[Dataset excerpt]
►

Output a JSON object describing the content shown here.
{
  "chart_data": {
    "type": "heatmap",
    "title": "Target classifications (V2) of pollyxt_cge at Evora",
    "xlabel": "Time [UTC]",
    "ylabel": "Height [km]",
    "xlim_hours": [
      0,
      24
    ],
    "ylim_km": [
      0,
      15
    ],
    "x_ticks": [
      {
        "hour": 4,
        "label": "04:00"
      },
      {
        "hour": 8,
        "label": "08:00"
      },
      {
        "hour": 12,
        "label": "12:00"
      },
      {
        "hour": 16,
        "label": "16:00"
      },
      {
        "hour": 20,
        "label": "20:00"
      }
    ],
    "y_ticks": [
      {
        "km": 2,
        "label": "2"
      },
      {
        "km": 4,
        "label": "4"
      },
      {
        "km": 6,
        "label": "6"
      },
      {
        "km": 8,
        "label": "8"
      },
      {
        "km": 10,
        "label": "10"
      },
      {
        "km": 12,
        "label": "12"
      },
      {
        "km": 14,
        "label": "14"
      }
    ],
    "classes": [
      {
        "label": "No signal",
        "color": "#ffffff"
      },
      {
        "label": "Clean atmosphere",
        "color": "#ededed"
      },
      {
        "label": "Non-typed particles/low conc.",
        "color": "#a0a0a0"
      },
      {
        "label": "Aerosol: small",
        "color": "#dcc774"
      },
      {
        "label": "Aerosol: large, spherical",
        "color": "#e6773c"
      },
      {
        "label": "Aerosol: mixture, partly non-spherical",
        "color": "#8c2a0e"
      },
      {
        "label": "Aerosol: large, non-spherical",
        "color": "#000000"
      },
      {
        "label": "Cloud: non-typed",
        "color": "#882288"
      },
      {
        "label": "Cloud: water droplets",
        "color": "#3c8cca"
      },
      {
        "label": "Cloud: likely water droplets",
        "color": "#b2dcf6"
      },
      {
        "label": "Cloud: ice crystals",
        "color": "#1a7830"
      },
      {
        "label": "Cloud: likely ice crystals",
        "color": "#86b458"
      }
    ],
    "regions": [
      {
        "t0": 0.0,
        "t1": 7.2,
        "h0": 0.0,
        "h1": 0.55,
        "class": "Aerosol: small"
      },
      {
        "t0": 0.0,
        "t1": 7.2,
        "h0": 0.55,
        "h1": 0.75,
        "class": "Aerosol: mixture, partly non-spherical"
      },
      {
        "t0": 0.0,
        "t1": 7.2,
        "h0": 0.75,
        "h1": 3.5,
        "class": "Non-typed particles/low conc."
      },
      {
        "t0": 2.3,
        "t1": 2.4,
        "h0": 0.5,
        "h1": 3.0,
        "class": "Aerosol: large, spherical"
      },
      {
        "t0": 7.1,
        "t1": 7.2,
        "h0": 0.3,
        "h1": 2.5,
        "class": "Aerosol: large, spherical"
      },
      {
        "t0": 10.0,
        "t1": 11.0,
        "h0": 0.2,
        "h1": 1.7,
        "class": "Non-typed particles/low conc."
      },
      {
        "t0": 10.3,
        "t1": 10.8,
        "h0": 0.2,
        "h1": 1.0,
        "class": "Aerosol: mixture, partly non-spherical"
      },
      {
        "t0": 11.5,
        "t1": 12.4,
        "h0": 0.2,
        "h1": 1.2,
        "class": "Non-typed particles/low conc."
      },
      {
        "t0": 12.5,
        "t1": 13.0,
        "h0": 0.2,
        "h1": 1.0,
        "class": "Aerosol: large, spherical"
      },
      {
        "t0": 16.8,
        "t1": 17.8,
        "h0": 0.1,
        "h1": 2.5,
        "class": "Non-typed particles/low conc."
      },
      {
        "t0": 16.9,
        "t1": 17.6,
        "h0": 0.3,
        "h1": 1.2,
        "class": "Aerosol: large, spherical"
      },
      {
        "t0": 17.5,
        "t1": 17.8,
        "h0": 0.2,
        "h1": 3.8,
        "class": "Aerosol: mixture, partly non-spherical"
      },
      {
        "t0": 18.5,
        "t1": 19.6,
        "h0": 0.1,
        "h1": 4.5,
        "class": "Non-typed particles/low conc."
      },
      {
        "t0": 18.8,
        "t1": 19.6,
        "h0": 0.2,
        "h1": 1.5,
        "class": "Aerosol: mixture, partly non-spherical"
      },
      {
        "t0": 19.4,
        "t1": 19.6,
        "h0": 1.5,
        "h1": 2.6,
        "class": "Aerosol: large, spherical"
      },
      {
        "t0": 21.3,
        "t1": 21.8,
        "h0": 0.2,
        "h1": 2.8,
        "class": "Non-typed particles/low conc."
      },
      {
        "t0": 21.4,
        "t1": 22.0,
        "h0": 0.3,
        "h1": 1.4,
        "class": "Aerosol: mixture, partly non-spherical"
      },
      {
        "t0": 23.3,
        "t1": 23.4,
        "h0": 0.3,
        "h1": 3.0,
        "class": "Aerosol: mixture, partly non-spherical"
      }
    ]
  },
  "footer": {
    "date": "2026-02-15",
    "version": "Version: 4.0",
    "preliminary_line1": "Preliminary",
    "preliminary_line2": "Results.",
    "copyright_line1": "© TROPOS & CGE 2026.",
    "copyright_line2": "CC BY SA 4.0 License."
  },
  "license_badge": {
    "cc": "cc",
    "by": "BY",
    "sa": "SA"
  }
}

◄

**What you need to do**: Emit the full listing verbatim.

**Result**:
Output a JSON object describing the content shown here.
{
  "chart_data": {
    "type": "heatmap",
    "title": "Target classifications (V2) of pollyxt_cge at Evora",
    "xlabel": "Time [UTC]",
    "ylabel": "Height [km]",
    "xlim_hours": [
      0,
      24
    ],
    "ylim_km": [
      0,
      15
    ],
    "x_ticks": [
      {
        "hour": 4,
        "label": "04:00"
      },
      {
        "hour": 8,
        "label": "08:00"
      },
      {
        "hour": 12,
        "label": "12:00"
      },
      {
        "hour": 16,
        "label": "16:00"
      },
      {
        "hour": 20,
        "label": "20:00"
      }
    ],
    "y_ticks": [
      {
        "km": 2,
        "label": "2"
      },
      {
        "km": 4,
        "label": "4"
      },
      {
        "km": 6,
        "label": "6"
      },
      {
        "km": 8,
        "label": "8"
      },
      {
        "km": 10,
        "label": "10"
      },
      {
        "km": 12,
        "label": "12"
      },
      {
        "km": 14,
        "label": "14"
      }
    ],
    "classes": [
      {
        "label": "No signal",
        "color": "#ffffff"
      },
      {
        "label": "Clean atmosphere",
        "color": "#ededed"
      },
      {
        "label": "Non-typed particles/low conc.",
        "color": "#a0a0a0"
      },
      {
        "label": "Aerosol: small",
        "color": "#dcc774"
      },
      {
        "label": "Aerosol: large, spherical",
        "color": "#e6773c"
      },
      {
        "label": "Aerosol: mixture, partly non-spherical",
        "color": "#8c2a0e"
      },
      {
        "label": "Aerosol: large, non-spherical",
        "color": "#000000"
      },
      {
        "label": "Cloud: non-typed",
        "color": "#882288"
      },
      {
        "label": "Cloud: water droplets",
        "color": "#3c8cca"
      },
      {
        "label": "Cloud: likely water droplets",
        "color": "#b2dcf6"
      },
      {
        "label": "Cloud: ice crystals",
        "color": "#1a7830"
      },
      {
        "label": "Cloud: likely ice crystals",
        "color": "#86b458"
      }
    ],
    "regions": [
      {
        "t0": 0.0,
        "t1": 7.2,
        "h0": 0.0,
        "h1": 0.55,
        "class": "Aerosol: small"
      },
      {
        "t0": 0.0,
        "t1": 7.2,
        "h0": 0.55,
        "h1": 0.75,
        "class": "Aerosol: mixture, partly non-spherical"
      },
      {
        "t0": 0.0,
        "t1": 7.2,
        "h0": 0.75,
        "h1": 3.5,
        "class": "Non-typed particles/low conc."
      },
      {
        "t0": 2.3,
        "t1": 2.4,
        "h0": 0.5,
        "h1": 3.0,
        "class": "Aerosol: large, spherical"
      },
      {
        "t0": 7.1,
        "t1": 7.2,
        "h0": 0.3,
        "h1": 2.5,
        "class": "Aerosol: large, spherical"
      },
      {
        "t0": 10.0,
        "t1": 11.0,
        "h0": 0.2,
        "h1": 1.7,
        "class": "Non-typed particles/low conc."
      },
      {
        "t0": 10.3,
        "t1": 10.8,
        "h0": 0.2,
        "h1": 1.0,
        "class": "Aerosol: mixture, partly non-spherical"
      },
      {
        "t0": 11.5,
        "t1": 12.4,
        "h0": 0.2,
        "h1": 1.2,
        "class": "Non-typed particles/low conc."
      },
      {
        "t0": 12.5,
        "t1": 13.0,
        "h0": 0.2,
        "h1": 1.0,
        "class": "Aerosol: large, spherical"
      },
      {
        "t0": 16.8,
        "t1": 17.8,
        "h0": 0.1,
        "h1": 2.5,
        "class": "Non-typed particles/low conc."
      },
      {
        "t0": 16.9,
        "t1": 17.6,
        "h0": 0.3,
        "h1": 1.2,
        "class": "Aerosol: large, spherical"
      },
      {
        "t0": 17.5,
        "t1": 17.8,
        "h0": 0.2,
        "h1": 3.8,
        "class": "Aerosol: mixture, partly non-spherical"
      },
      {
        "t0": 18.5,
        "t1": 19.6,
        "h0": 0.1,
        "h1": 4.5,
        "class": "Non-typed particles/low conc."
      },
      {
        "t0": 18.8,
        "t1": 19.6,
        "h0": 0.2,
        "h1": 1.5,
        "class": "Aerosol: mixture, partly non-spherical"
      },
      {
        "t0": 19.4,
        "t1": 19.6,
        "h0": 1.5,
        "h1": 2.6,
        "class": "Aerosol: large, spherical"
      },
      {
        "t0": 21.3,
        "t1": 21.8,
        "h0": 0.2,
        "h1": 2.8,
        "class": "Non-typed particles/low conc."
      },
      {
        "t0": 21.4,
        "t1": 22.0,
        "h0": 0.3,
        "h1": 1.4,
        "class": "Aerosol: mixture, partly non-spherical"
      },
      {
        "t0": 23.3,
        "t1": 23.4,
        "h0": 0.3,
        "h1": 3.0,
        "class": "Aerosol: mixture, partly non-spherical"
      }
    ]
  },
  "footer": {
    "date": "2026-02-15",
    "version": "Version: 4.0",
    "preliminary_line1": "Preliminary",
    "preliminary_line2": "Results.",
    "copyright_line1": "© TROPOS & CGE 2026.",
    "copyright_line2": "CC BY SA 4.0 License."
  },
  "license_badge": {
    "cc": "cc",
    "by": "BY",
    "sa": "SA"
  }
}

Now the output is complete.